* [EXERCISE DIRECTIONS] Can you rewrite all of the data below, substituting "legend-marker" for each "legend-dot-icon" and changing nothing else, with any pictures left out?

⁂

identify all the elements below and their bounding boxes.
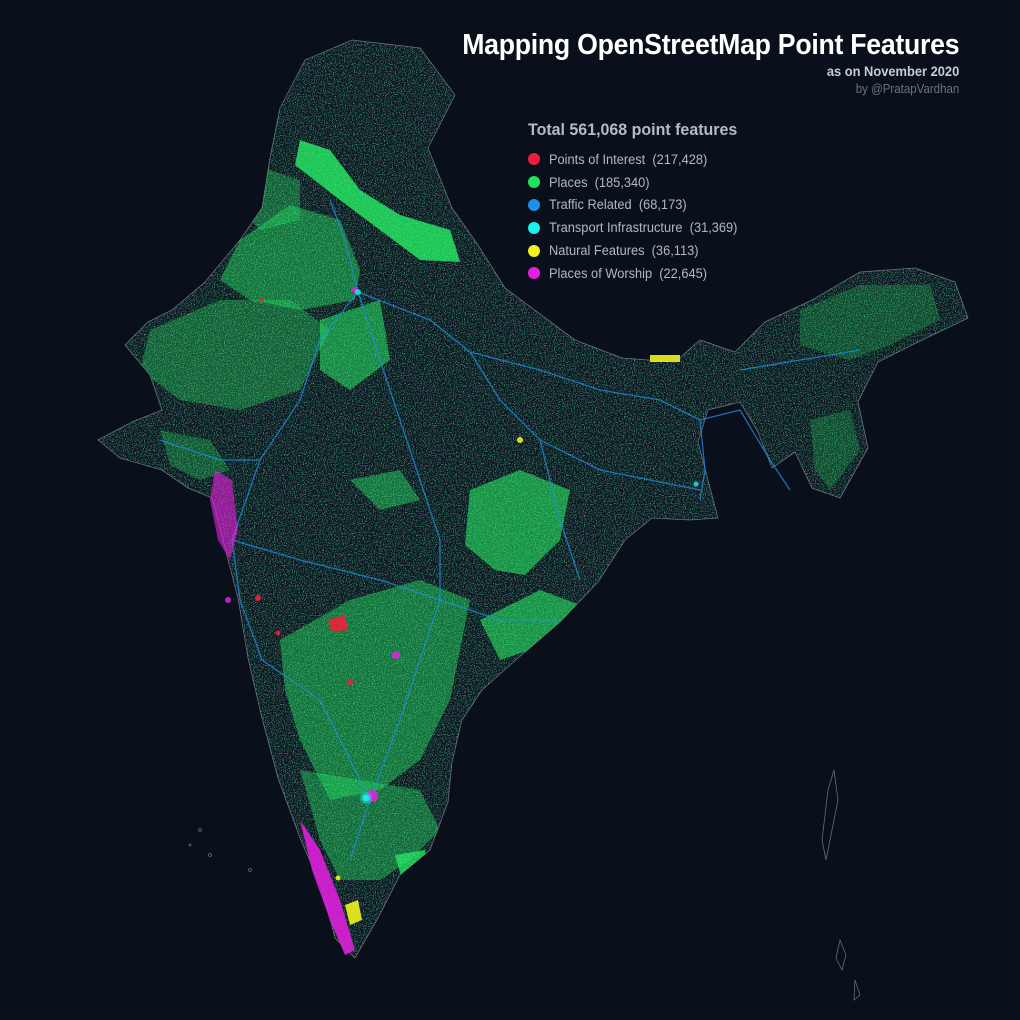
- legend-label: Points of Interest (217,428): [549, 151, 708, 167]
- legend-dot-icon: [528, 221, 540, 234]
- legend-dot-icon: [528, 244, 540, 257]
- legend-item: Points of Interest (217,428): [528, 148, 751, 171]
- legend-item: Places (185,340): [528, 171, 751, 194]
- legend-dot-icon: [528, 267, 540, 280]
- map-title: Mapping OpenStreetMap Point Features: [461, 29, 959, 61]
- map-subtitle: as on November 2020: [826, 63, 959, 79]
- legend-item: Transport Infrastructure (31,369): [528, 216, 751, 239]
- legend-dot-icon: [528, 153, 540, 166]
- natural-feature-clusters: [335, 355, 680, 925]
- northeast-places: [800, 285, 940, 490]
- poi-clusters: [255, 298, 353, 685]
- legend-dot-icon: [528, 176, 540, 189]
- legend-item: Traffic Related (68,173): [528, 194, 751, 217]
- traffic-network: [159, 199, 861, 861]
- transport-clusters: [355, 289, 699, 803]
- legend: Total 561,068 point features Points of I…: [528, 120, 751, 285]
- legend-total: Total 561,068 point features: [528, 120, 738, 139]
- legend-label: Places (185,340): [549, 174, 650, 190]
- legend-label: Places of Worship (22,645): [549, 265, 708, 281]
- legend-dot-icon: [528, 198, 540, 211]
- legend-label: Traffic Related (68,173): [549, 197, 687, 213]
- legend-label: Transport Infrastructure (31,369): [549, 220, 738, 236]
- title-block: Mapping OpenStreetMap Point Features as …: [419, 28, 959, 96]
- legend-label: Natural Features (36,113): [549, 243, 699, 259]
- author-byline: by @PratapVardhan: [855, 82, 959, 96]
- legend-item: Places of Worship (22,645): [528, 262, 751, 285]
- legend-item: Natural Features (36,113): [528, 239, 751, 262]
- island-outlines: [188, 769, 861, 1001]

⁂

* [RESPONSE TO THIS EXERCISE]
identify all the elements below and their bounding boxes.
- legend-label: Points of Interest (217,428): [549, 151, 708, 167]
- legend-marker: [528, 221, 540, 234]
- legend-marker: [528, 244, 540, 257]
- legend-item: Points of Interest (217,428): [528, 148, 751, 171]
- legend-item: Places (185,340): [528, 171, 751, 194]
- legend-marker: [528, 267, 540, 280]
- map-title: Mapping OpenStreetMap Point Features: [461, 29, 959, 61]
- map-subtitle: as on November 2020: [826, 63, 959, 79]
- legend-item: Transport Infrastructure (31,369): [528, 216, 751, 239]
- legend-marker: [528, 153, 540, 166]
- natural-feature-clusters: [335, 355, 680, 925]
- northeast-places: [800, 285, 940, 490]
- poi-clusters: [255, 298, 353, 685]
- legend-marker: [528, 176, 540, 189]
- legend-item: Traffic Related (68,173): [528, 194, 751, 217]
- traffic-network: [159, 199, 861, 861]
- transport-clusters: [355, 289, 699, 803]
- legend: Total 561,068 point features Points of I…: [528, 120, 751, 285]
- legend-total: Total 561,068 point features: [528, 120, 738, 139]
- legend-label: Places (185,340): [549, 174, 650, 190]
- legend-label: Places of Worship (22,645): [549, 265, 708, 281]
- legend-marker: [528, 198, 540, 211]
- legend-label: Traffic Related (68,173): [549, 197, 687, 213]
- legend-label: Transport Infrastructure (31,369): [549, 220, 738, 236]
- title-block: Mapping OpenStreetMap Point Features as …: [419, 28, 959, 96]
- legend-label: Natural Features (36,113): [549, 243, 699, 259]
- author-byline: by @PratapVardhan: [855, 82, 959, 96]
- legend-item: Places of Worship (22,645): [528, 262, 751, 285]
- legend-item: Natural Features (36,113): [528, 239, 751, 262]
- island-outlines: [188, 769, 861, 1001]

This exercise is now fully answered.